- _Your objective_
Determine how many lines hold "Ablehnung" and give only that number.

- _Supplied entries_
▼

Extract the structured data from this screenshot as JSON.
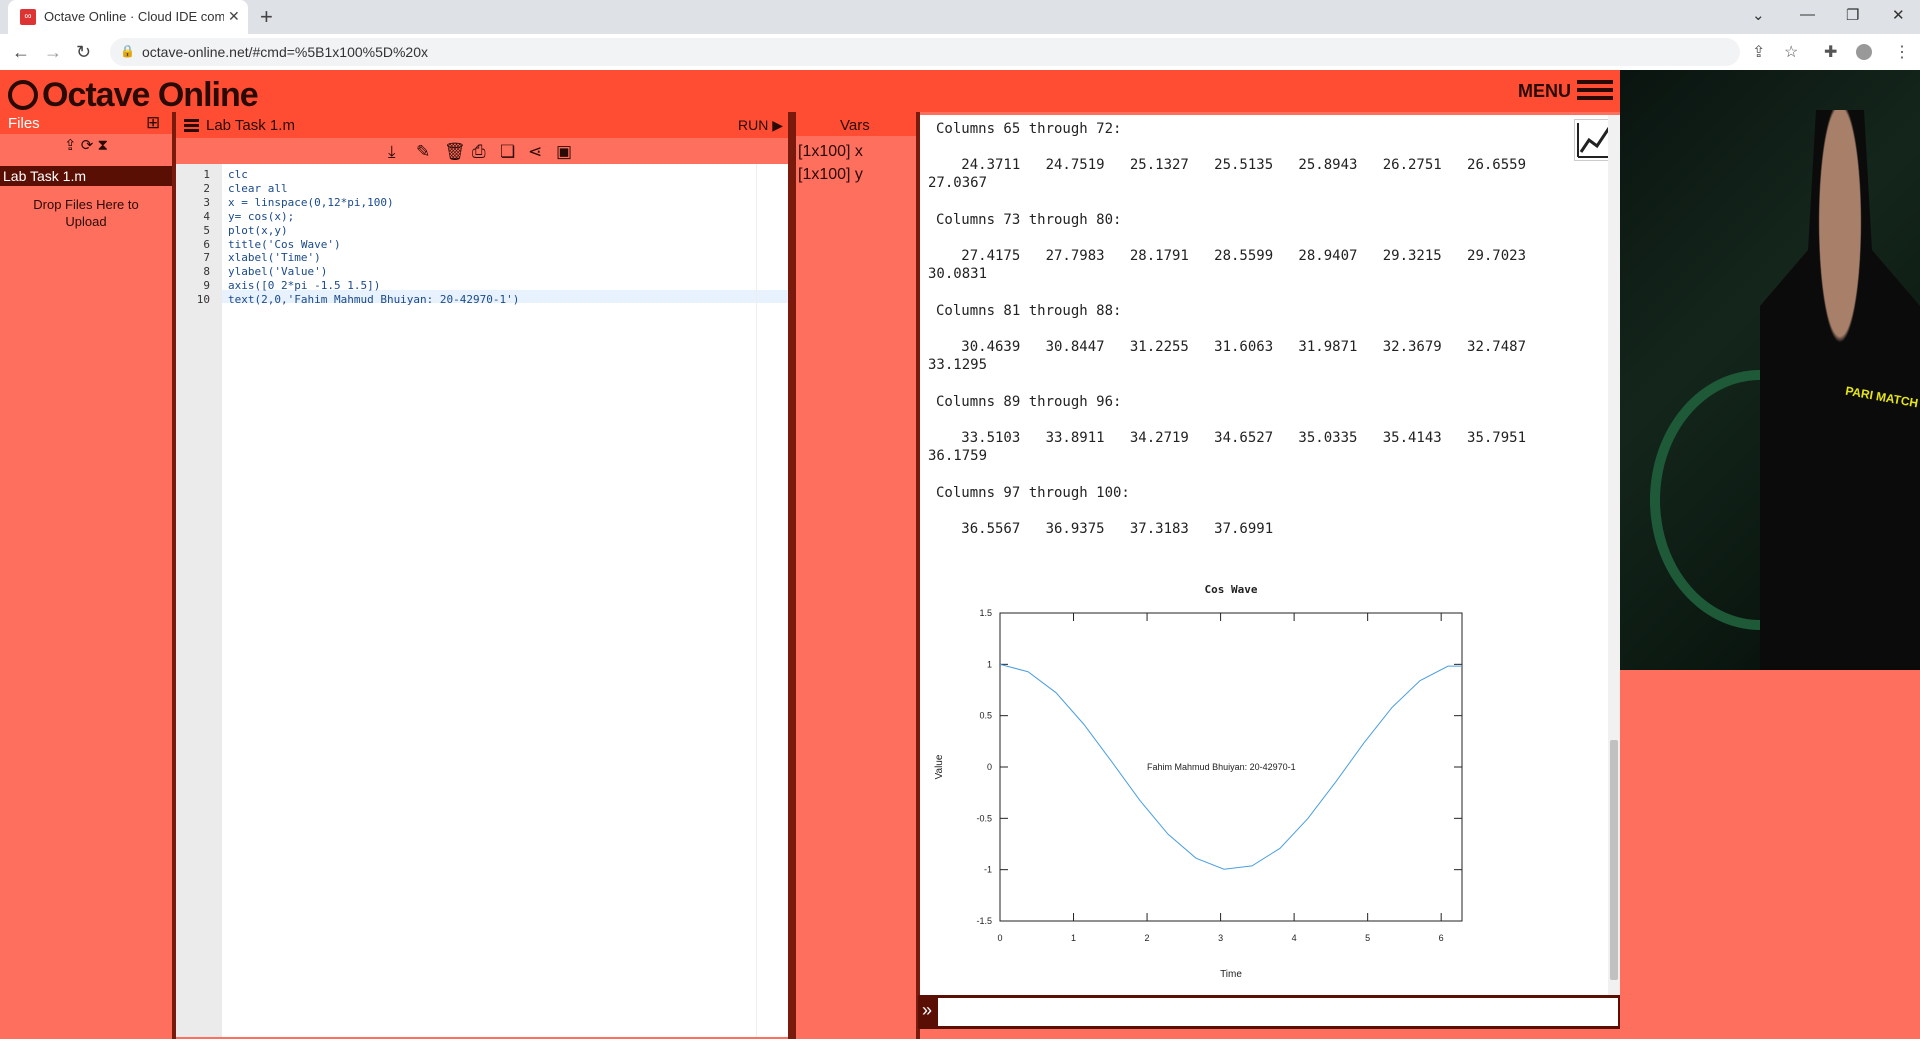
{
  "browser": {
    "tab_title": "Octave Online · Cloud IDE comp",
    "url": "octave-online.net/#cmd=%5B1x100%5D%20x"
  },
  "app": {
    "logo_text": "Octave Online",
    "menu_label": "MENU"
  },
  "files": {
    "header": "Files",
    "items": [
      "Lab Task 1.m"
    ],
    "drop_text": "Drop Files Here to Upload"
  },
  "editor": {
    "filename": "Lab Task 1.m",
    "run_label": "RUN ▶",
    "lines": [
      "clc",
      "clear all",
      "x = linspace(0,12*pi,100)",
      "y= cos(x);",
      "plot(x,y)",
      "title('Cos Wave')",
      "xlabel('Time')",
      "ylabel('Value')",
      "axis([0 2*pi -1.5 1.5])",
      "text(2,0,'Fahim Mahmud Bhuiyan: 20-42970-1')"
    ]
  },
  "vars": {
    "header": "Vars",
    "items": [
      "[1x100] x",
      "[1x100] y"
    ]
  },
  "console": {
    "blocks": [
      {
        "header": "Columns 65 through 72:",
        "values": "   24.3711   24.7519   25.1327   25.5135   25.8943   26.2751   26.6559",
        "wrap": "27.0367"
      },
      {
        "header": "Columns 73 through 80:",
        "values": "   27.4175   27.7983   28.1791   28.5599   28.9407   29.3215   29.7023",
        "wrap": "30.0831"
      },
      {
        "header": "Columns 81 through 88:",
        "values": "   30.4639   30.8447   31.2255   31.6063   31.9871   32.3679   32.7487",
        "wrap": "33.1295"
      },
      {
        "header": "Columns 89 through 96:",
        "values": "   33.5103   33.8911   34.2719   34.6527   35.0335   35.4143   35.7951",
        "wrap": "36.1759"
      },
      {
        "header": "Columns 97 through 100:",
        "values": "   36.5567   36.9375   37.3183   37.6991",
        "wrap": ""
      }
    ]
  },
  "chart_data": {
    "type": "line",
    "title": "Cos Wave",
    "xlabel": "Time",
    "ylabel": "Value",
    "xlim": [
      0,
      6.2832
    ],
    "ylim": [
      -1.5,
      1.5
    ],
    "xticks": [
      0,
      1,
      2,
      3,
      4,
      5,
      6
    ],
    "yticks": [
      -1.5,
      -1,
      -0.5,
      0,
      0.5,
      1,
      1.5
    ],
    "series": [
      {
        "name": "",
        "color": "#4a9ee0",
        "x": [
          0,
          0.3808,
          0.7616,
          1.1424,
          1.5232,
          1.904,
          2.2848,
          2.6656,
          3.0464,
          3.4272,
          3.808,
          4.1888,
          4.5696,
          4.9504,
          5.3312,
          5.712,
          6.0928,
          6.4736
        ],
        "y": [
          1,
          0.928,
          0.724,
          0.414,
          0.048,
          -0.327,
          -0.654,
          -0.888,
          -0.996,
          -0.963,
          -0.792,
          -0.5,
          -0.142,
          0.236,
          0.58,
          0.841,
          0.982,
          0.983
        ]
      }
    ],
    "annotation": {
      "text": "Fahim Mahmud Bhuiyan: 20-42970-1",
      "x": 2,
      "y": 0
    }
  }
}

▲
▼

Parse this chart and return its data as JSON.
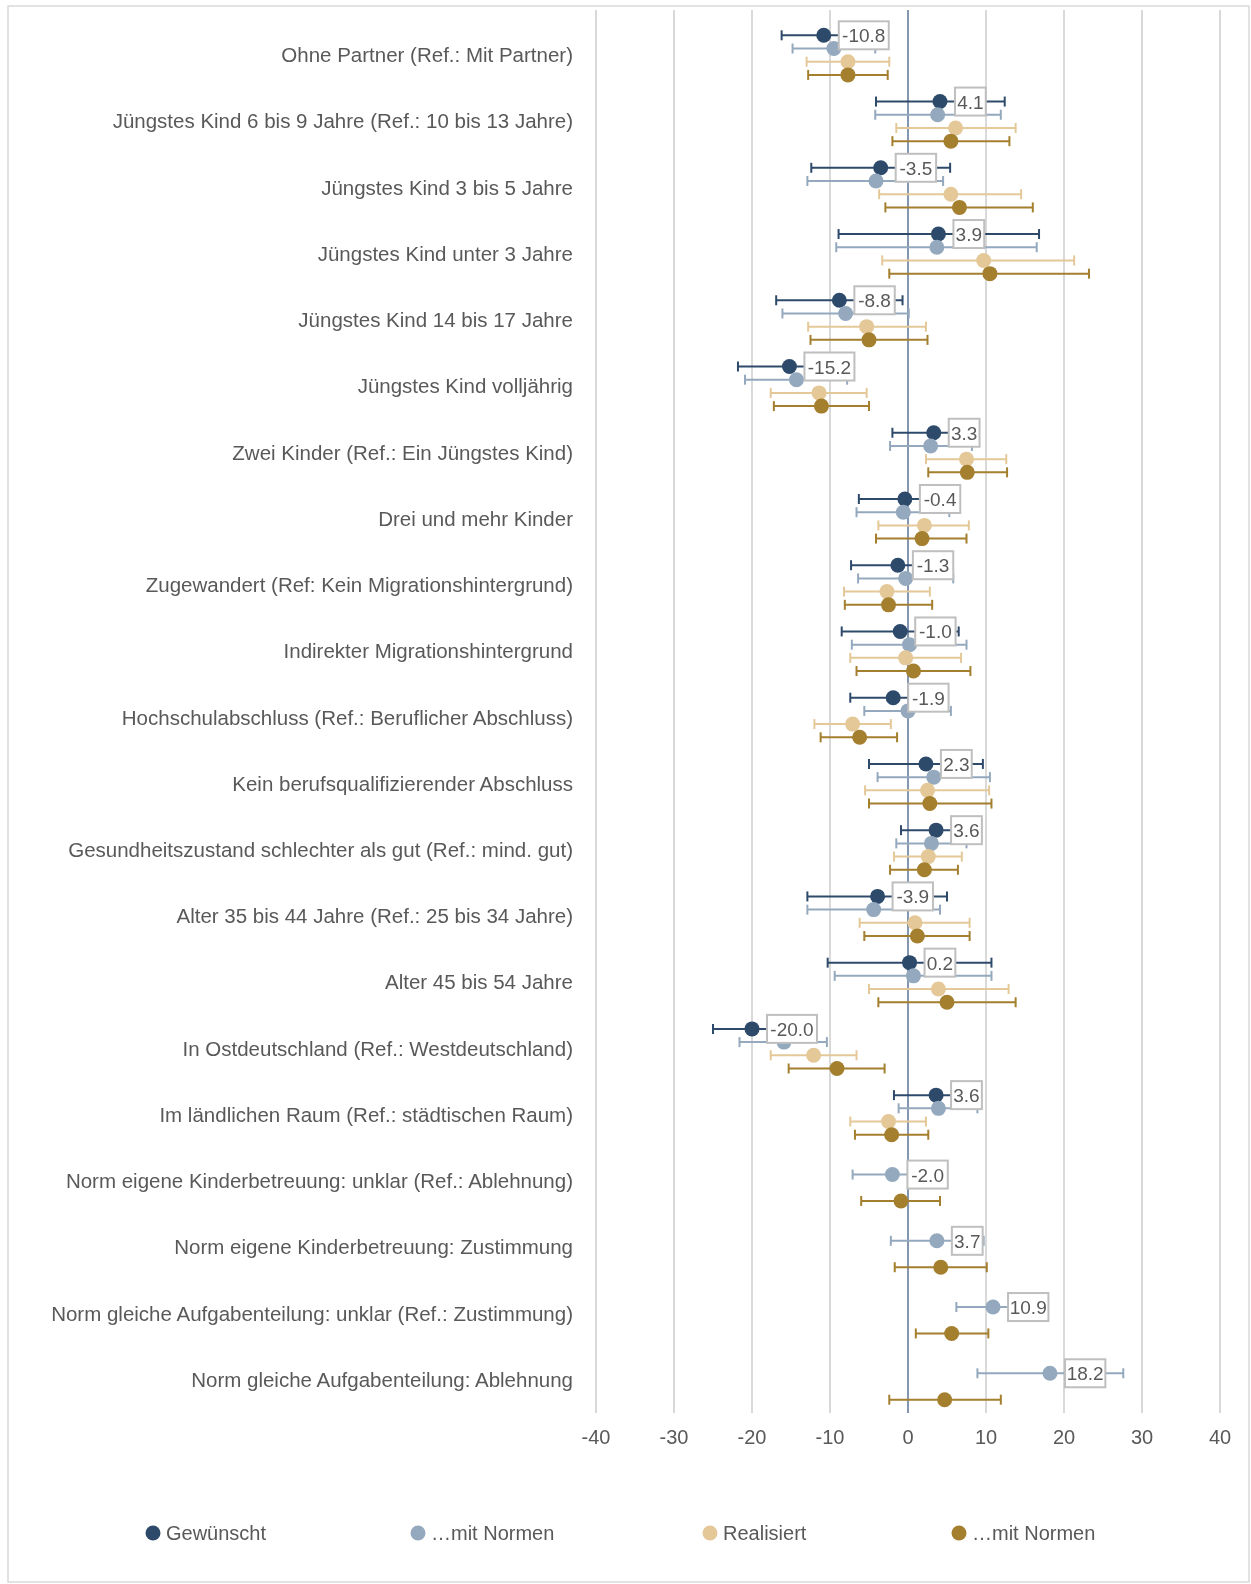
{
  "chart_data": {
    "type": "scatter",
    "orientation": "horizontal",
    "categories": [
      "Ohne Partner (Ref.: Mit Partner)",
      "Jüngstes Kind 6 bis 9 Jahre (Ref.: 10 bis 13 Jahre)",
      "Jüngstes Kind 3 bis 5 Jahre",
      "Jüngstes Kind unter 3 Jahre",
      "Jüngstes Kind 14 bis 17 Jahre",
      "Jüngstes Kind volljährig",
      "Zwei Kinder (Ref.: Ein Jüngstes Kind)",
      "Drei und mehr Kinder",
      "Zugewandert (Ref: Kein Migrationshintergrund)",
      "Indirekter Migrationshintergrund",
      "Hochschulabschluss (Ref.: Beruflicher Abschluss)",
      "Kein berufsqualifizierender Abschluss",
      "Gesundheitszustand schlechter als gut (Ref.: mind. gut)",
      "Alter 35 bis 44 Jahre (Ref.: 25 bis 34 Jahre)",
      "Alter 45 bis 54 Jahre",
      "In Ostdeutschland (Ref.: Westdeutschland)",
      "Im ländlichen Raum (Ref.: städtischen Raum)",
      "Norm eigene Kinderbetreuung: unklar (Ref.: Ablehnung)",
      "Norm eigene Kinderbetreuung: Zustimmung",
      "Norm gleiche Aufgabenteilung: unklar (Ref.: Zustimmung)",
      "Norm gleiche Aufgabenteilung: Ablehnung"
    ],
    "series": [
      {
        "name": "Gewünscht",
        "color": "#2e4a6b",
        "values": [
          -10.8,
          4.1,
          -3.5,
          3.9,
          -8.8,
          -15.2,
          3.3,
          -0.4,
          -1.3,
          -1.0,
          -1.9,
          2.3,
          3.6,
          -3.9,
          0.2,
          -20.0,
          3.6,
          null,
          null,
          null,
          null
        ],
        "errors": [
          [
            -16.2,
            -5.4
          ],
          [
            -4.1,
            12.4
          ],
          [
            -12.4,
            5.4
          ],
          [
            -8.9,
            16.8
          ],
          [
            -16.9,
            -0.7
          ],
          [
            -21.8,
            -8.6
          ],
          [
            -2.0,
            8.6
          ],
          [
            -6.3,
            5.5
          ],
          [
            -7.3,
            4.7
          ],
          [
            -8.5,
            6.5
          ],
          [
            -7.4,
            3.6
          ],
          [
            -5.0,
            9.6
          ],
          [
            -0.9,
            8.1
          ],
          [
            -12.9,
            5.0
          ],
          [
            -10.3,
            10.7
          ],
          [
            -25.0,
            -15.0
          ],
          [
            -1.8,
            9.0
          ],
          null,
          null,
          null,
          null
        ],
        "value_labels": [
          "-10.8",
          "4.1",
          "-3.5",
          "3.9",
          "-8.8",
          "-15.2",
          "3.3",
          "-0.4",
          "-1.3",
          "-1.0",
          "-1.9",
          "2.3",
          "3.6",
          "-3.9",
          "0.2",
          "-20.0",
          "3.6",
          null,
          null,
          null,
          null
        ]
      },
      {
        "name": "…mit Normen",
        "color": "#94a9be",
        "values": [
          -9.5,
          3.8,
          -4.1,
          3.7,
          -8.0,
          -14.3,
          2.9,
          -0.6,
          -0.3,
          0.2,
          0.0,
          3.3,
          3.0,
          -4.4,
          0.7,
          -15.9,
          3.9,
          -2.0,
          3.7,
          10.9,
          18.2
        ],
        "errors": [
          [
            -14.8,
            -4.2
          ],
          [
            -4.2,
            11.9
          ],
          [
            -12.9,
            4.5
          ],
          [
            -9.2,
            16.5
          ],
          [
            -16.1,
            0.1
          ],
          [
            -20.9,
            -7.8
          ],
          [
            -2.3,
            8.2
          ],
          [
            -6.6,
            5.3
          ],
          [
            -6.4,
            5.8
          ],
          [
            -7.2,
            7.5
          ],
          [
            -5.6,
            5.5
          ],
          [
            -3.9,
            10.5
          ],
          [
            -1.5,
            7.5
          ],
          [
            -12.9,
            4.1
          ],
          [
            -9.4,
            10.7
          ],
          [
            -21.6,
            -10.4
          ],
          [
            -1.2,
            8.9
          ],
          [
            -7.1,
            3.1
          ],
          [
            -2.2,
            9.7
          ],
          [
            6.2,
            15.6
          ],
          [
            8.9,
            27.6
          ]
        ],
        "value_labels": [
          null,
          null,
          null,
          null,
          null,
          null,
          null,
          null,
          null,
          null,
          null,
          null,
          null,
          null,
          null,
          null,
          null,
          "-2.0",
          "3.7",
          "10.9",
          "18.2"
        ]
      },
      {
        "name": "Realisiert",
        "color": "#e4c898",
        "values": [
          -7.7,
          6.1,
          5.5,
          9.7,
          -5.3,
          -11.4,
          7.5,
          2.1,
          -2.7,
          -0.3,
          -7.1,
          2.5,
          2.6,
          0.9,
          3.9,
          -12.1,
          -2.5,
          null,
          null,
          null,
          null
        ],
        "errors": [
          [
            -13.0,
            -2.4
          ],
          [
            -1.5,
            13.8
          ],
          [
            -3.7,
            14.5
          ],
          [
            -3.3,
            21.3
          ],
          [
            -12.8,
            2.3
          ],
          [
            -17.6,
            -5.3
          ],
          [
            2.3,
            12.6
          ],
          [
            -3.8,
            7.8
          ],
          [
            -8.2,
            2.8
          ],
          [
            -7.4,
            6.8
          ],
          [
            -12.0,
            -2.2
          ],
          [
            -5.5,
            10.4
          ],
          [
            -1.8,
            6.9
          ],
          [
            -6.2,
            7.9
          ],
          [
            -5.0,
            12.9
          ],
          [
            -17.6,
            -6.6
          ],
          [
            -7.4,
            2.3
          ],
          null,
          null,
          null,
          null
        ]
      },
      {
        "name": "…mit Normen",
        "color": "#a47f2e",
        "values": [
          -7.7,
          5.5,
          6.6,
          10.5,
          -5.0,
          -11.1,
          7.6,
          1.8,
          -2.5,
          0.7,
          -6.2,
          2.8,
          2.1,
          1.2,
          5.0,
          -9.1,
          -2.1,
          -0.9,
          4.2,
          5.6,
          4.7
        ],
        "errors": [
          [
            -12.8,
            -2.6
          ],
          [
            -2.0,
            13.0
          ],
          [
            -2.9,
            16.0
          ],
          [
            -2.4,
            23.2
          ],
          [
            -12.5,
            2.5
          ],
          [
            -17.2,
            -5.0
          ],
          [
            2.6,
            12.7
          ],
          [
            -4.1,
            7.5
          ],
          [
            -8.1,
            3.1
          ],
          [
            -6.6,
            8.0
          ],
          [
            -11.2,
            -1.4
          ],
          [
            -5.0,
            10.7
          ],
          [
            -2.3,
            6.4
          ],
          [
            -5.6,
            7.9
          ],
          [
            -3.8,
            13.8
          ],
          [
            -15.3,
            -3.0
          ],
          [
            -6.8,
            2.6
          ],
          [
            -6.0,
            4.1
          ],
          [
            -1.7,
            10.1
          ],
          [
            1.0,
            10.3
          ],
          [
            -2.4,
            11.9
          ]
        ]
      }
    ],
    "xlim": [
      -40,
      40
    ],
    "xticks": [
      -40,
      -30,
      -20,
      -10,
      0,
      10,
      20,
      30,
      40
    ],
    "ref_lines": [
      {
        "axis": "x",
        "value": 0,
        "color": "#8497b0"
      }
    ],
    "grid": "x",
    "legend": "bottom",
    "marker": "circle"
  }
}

▲

- _Result of this exercise_
2